**What is being asked**
List every line below containing "ylabel".

********************

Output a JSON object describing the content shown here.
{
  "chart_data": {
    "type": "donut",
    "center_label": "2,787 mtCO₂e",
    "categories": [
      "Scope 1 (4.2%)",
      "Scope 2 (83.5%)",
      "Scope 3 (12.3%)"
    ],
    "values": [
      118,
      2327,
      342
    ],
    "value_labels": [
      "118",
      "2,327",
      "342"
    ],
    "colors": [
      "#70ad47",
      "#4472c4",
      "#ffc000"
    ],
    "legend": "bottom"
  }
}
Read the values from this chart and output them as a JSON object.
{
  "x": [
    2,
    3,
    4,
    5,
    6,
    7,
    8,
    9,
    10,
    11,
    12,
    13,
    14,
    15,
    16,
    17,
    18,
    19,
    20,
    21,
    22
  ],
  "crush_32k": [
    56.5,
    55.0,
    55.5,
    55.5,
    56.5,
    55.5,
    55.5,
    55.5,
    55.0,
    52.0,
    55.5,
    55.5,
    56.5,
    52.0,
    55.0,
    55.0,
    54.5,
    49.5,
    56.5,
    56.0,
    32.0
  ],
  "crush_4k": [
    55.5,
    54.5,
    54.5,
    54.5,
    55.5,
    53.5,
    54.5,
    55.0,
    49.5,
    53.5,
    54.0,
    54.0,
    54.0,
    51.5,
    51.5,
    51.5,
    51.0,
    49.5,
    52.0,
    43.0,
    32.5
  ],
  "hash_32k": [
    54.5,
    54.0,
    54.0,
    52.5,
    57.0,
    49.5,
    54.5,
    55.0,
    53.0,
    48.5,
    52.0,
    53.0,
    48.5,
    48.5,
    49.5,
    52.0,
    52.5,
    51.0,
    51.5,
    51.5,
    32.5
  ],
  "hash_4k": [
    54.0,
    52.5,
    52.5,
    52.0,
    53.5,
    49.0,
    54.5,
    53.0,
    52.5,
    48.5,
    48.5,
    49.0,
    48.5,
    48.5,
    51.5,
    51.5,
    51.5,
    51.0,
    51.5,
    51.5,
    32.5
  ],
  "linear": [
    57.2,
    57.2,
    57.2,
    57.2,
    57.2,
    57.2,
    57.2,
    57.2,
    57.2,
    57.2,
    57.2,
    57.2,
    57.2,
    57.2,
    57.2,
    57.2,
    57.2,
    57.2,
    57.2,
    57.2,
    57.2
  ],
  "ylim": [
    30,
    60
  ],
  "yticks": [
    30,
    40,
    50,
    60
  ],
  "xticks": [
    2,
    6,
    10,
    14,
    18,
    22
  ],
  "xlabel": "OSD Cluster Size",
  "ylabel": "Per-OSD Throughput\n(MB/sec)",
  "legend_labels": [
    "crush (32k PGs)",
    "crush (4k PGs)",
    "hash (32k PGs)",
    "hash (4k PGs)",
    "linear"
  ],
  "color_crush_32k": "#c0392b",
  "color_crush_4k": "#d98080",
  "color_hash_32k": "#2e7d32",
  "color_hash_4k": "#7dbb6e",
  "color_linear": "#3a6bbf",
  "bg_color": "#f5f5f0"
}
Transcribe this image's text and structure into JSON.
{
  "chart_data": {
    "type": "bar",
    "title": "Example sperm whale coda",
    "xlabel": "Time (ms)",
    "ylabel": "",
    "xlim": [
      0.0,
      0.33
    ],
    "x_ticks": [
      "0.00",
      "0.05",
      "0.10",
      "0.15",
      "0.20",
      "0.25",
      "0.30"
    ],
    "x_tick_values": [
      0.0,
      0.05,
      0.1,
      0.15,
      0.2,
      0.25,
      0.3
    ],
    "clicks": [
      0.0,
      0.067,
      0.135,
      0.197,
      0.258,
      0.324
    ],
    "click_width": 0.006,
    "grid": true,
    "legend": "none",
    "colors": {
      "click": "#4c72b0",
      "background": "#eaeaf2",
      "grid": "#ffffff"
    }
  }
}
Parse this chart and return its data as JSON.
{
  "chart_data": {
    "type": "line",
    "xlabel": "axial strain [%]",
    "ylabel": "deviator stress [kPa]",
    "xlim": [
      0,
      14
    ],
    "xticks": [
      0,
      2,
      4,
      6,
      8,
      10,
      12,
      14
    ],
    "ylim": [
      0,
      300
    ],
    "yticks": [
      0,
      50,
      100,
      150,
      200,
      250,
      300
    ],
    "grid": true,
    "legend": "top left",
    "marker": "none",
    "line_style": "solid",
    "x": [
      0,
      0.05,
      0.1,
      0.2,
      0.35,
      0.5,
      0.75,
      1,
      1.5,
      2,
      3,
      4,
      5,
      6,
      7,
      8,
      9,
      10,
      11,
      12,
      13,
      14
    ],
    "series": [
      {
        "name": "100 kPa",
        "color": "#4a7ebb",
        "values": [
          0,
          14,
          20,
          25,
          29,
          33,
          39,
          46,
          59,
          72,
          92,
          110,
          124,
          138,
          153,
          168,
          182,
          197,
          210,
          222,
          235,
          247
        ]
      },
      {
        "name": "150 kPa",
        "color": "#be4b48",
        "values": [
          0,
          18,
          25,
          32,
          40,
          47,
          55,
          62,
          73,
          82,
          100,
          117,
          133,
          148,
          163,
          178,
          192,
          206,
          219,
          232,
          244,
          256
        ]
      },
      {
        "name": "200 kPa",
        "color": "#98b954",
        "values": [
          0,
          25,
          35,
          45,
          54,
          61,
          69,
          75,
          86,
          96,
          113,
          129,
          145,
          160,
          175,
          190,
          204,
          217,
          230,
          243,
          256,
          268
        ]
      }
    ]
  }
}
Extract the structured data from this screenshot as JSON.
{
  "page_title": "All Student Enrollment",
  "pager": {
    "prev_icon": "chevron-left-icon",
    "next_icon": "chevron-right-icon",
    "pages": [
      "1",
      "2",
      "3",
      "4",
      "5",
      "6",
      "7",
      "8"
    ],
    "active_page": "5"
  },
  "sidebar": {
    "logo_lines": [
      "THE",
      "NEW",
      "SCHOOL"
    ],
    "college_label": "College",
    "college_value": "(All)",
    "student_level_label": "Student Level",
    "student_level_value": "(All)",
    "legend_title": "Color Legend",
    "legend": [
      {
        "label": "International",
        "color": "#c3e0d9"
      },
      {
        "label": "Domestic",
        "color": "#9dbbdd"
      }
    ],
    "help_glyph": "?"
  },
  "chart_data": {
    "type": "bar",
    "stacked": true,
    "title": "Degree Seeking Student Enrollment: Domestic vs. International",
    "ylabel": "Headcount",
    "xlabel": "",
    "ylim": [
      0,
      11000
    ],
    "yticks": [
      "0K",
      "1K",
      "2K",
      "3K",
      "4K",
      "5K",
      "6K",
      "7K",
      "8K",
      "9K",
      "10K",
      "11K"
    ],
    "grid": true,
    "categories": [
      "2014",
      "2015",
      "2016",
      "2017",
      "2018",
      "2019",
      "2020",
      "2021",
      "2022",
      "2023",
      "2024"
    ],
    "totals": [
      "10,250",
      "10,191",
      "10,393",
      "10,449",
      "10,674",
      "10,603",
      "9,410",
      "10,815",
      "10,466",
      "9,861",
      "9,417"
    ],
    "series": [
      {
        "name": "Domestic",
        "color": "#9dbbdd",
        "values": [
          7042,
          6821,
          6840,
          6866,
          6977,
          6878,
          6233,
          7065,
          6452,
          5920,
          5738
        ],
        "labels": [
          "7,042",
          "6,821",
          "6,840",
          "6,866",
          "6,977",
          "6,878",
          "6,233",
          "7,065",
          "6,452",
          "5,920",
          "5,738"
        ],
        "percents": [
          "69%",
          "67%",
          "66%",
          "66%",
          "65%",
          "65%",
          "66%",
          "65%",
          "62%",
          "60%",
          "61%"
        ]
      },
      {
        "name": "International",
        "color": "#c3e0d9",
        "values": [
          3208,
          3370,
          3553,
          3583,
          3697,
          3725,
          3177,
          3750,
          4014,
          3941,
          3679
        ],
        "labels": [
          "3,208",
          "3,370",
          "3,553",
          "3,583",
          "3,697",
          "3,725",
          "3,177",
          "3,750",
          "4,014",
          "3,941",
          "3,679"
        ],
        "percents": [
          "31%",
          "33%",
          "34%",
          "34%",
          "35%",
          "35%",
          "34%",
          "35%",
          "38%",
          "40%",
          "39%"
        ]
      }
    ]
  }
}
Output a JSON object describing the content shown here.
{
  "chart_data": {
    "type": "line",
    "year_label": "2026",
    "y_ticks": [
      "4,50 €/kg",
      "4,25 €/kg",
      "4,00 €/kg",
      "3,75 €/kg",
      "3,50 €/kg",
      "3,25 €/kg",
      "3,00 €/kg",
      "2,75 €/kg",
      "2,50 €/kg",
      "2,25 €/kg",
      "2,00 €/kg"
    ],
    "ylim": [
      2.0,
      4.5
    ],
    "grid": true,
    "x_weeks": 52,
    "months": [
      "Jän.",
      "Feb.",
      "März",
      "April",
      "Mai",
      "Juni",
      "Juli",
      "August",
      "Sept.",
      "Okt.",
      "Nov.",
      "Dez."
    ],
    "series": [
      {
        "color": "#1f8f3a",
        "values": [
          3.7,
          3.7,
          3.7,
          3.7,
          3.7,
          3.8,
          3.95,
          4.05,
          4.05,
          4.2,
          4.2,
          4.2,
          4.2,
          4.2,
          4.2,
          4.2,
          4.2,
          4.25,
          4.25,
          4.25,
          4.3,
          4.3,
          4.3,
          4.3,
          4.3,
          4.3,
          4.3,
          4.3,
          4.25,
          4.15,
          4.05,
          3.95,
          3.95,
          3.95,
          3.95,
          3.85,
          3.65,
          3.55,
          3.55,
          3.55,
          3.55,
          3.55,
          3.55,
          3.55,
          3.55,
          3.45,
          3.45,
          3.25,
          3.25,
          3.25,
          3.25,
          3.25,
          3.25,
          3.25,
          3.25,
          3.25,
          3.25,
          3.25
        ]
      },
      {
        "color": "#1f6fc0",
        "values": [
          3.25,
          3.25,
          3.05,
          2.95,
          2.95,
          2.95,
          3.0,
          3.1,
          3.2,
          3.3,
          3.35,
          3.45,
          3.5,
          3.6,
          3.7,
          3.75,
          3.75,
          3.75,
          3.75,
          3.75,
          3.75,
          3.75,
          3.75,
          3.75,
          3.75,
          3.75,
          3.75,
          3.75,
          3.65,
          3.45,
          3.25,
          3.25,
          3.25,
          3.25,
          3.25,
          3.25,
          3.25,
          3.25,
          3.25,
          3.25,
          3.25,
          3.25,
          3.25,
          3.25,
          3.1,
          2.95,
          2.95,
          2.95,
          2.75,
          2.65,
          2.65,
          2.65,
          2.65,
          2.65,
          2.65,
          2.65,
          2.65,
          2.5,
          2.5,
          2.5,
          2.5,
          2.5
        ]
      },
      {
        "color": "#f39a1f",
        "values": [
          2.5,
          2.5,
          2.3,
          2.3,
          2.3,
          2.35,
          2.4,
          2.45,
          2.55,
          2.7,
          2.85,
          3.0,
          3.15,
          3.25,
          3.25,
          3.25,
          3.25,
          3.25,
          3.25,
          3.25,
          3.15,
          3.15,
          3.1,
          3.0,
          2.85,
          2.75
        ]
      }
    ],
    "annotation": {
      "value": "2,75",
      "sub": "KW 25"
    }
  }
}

********************

**Exercise answer**
  "ylabel": "Per-OSD Throughput\n(MB/sec)",
    "ylabel": "",
    "ylabel": "deviator stress [kPa]",
    "ylabel": "Headcount",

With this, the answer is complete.